== TO DO ==
What lines below include the word "patients"? Copy each one.

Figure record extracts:
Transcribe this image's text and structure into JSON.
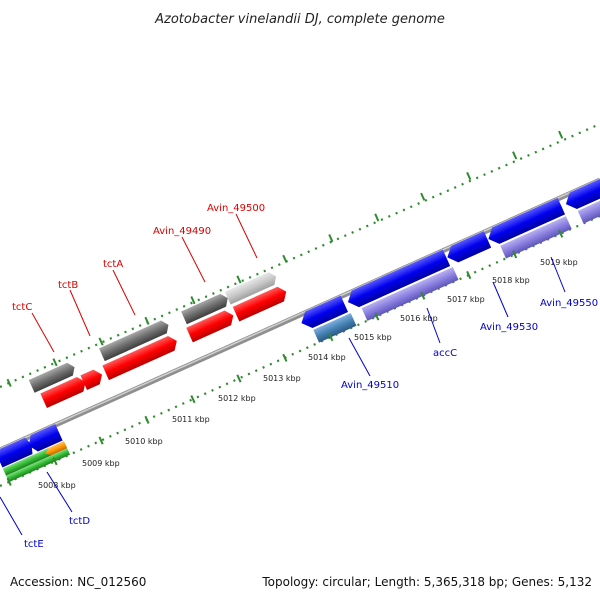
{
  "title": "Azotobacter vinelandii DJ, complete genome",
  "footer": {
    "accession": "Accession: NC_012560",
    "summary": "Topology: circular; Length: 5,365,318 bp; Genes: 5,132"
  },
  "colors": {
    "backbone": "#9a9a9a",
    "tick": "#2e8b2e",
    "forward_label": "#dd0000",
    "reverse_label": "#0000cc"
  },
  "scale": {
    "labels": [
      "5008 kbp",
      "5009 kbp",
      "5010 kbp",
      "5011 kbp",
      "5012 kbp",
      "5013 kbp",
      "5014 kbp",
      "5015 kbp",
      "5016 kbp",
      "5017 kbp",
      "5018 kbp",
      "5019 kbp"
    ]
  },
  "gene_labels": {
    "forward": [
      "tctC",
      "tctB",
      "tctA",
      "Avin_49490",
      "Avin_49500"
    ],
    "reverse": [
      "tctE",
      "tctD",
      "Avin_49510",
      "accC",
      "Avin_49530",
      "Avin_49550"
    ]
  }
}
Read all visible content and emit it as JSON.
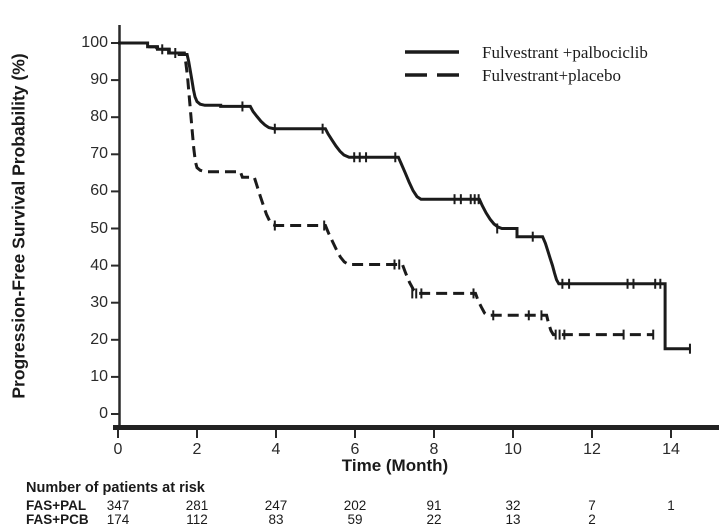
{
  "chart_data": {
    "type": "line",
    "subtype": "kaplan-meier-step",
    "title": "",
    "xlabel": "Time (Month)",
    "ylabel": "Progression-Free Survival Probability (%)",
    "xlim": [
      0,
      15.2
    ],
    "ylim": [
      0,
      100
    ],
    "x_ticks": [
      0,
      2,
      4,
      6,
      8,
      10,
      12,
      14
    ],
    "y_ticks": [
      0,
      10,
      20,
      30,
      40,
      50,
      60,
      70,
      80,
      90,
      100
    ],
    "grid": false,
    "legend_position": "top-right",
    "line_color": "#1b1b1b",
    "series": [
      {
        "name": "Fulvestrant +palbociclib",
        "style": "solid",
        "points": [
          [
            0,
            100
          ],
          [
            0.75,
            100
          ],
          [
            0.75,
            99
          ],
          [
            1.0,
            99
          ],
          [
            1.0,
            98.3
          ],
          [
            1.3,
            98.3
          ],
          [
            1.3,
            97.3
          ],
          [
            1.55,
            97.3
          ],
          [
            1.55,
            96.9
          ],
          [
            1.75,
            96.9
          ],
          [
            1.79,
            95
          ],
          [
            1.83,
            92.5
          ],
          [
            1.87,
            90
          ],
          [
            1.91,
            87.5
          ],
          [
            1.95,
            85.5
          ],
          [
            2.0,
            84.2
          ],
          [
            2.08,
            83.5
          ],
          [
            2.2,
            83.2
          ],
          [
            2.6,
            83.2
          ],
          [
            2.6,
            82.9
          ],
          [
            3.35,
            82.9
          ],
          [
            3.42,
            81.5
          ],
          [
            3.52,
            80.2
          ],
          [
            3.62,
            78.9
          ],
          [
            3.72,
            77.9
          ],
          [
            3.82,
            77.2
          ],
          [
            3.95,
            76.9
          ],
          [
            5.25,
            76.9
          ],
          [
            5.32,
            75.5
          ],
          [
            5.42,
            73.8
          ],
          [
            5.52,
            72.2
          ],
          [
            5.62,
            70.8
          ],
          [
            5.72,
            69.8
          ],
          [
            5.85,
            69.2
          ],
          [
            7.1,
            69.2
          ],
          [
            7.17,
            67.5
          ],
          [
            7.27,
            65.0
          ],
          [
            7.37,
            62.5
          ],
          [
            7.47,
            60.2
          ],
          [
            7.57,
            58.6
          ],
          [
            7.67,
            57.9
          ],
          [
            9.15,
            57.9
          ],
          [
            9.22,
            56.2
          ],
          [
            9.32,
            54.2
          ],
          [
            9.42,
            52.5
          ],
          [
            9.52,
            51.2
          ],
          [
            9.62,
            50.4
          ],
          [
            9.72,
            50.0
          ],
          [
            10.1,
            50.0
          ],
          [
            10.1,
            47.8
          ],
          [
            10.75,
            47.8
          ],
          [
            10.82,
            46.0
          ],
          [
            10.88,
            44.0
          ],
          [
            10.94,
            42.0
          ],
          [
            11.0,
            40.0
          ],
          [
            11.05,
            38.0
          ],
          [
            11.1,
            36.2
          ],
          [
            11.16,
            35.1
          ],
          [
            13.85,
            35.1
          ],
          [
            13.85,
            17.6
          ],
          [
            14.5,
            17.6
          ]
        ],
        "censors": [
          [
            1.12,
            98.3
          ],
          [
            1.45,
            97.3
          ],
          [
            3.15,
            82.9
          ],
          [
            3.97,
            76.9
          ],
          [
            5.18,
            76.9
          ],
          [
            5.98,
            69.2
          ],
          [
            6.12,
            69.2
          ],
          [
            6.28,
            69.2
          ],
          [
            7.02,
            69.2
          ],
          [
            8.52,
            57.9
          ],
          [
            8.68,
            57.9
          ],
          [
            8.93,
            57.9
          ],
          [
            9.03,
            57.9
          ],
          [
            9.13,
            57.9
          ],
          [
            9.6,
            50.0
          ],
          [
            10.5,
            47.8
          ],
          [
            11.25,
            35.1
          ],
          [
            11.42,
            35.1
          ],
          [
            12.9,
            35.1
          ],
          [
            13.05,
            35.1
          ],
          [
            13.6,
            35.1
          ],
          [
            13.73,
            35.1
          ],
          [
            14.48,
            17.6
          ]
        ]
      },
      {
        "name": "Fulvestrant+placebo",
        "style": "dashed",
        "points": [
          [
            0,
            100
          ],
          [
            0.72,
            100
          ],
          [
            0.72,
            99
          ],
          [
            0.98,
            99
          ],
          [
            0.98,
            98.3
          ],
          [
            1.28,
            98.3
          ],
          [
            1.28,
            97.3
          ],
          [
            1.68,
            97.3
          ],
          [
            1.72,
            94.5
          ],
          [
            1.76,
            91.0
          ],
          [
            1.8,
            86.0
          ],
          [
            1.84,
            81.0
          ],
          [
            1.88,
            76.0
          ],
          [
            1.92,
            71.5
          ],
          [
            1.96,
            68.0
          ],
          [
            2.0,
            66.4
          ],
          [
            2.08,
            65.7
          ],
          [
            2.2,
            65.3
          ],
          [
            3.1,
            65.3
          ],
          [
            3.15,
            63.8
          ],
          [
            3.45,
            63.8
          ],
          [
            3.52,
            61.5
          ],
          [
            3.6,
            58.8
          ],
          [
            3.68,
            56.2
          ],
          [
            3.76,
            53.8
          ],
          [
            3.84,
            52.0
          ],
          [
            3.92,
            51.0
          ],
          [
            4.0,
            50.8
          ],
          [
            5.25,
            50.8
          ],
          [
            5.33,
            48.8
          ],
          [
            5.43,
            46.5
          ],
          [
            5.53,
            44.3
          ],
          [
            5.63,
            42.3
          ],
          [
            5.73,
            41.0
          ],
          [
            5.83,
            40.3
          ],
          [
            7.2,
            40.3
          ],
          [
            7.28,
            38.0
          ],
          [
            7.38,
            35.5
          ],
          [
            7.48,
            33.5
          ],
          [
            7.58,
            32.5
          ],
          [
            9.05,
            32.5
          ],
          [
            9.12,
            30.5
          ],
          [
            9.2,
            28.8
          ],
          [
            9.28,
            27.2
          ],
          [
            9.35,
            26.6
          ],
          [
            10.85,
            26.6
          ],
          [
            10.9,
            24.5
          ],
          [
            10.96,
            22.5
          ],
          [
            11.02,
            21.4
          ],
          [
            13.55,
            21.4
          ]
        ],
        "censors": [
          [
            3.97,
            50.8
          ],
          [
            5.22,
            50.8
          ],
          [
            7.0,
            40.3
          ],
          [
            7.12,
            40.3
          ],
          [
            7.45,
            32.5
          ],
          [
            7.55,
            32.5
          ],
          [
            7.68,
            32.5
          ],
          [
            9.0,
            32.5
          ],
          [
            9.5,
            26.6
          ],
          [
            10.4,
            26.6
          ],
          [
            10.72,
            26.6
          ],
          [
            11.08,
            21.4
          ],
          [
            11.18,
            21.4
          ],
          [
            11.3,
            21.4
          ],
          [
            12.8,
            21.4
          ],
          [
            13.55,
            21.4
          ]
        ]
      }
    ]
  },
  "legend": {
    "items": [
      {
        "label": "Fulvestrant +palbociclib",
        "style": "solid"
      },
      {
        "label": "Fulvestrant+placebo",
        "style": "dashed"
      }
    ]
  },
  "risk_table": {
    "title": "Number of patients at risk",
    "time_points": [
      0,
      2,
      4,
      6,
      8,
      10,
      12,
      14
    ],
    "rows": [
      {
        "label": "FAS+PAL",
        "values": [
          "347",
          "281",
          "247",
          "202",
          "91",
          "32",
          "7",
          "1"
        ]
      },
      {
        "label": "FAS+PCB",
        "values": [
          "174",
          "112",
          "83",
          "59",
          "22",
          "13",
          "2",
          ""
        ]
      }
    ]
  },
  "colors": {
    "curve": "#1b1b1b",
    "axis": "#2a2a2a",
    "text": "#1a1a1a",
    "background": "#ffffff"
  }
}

--

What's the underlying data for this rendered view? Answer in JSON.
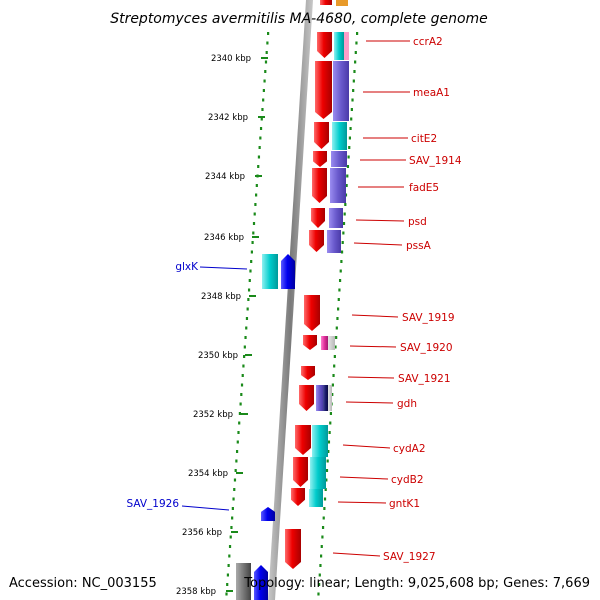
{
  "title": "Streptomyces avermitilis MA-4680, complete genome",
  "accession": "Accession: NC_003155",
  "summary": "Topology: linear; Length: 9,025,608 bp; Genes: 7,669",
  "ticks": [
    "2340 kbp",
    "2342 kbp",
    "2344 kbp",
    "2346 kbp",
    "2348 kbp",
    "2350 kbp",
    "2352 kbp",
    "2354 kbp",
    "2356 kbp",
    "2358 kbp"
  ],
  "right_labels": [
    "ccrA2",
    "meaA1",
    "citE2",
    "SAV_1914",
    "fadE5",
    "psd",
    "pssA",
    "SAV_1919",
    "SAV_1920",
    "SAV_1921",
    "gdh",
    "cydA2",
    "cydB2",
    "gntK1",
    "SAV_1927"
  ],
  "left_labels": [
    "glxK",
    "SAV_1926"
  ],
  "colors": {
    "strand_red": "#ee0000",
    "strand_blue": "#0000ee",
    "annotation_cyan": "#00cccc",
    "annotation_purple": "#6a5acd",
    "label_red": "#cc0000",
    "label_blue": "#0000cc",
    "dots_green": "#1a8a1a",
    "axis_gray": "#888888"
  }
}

* * *

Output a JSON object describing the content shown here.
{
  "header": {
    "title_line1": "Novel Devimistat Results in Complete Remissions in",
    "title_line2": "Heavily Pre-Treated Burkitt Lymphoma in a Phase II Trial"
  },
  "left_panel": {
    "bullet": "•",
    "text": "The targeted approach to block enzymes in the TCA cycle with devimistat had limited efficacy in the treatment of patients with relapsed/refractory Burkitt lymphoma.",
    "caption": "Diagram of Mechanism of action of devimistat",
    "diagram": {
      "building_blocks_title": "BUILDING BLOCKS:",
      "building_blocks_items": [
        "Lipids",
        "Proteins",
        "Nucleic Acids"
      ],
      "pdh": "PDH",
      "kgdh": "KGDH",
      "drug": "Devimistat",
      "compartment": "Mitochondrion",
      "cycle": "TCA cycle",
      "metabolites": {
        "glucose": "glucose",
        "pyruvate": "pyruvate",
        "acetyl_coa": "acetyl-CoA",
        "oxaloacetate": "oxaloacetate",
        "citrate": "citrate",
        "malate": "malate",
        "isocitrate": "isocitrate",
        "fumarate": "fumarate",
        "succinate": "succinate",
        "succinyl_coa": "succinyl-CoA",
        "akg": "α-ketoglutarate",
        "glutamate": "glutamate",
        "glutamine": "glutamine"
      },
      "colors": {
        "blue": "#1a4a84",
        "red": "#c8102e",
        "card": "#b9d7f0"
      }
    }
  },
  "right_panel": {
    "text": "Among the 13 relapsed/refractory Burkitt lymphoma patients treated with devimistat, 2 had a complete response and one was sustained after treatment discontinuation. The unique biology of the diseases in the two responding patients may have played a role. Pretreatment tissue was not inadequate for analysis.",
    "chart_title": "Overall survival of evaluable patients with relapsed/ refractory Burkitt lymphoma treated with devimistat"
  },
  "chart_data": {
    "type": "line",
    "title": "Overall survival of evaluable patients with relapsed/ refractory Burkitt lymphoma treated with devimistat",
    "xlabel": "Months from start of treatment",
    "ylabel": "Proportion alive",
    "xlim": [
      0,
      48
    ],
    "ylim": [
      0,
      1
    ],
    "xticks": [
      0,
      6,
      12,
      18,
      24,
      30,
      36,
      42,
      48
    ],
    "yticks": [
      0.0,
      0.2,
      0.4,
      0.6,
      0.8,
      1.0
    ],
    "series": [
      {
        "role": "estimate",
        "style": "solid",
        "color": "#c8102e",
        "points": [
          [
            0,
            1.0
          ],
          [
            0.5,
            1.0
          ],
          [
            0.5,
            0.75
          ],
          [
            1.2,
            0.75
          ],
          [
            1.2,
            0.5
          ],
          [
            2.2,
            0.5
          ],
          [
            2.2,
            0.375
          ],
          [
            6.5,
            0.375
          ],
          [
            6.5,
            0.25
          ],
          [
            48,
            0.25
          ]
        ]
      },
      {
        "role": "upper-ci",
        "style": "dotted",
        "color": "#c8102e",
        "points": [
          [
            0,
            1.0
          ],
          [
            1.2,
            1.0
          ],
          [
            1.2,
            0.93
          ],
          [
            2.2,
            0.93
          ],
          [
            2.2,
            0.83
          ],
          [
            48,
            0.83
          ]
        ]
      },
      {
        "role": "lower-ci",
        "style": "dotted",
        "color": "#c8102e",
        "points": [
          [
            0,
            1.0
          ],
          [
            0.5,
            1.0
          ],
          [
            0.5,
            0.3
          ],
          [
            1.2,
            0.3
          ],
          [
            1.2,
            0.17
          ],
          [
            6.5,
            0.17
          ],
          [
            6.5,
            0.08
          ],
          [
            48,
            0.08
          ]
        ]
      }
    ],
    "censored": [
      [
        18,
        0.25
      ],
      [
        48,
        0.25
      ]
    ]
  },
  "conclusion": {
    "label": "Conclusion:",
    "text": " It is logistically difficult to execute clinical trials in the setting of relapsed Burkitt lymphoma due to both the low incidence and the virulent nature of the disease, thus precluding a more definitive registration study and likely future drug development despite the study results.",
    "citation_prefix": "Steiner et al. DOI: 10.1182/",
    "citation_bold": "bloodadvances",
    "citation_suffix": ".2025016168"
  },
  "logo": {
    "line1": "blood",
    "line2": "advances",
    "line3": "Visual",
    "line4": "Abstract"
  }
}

== THE COMPLETED TASK ==
    "title": "Number of patients at risk",
    "text": "The targeted approach to block enzymes in the TCA cycle with devimistat had limited efficacy in the treatment of patients with relapsed/refractory Burkitt lymphoma.",
    "text": "Among the 13 relapsed/refractory Burkitt lymphoma patients treated with devimistat, 2 had a complete response and one was sustained after treatment discontinuation. The unique biology of the diseases in the two responding patients may have played a role. Pretreatment tissue was not inadequate for analysis.",
    "chart_title": "Overall survival of evaluable patients with relapsed/ refractory Burkitt lymphoma treated with devimistat"
    "title": "Overall survival of evaluable patients with relapsed/ refractory Burkitt lymphoma treated with devimistat",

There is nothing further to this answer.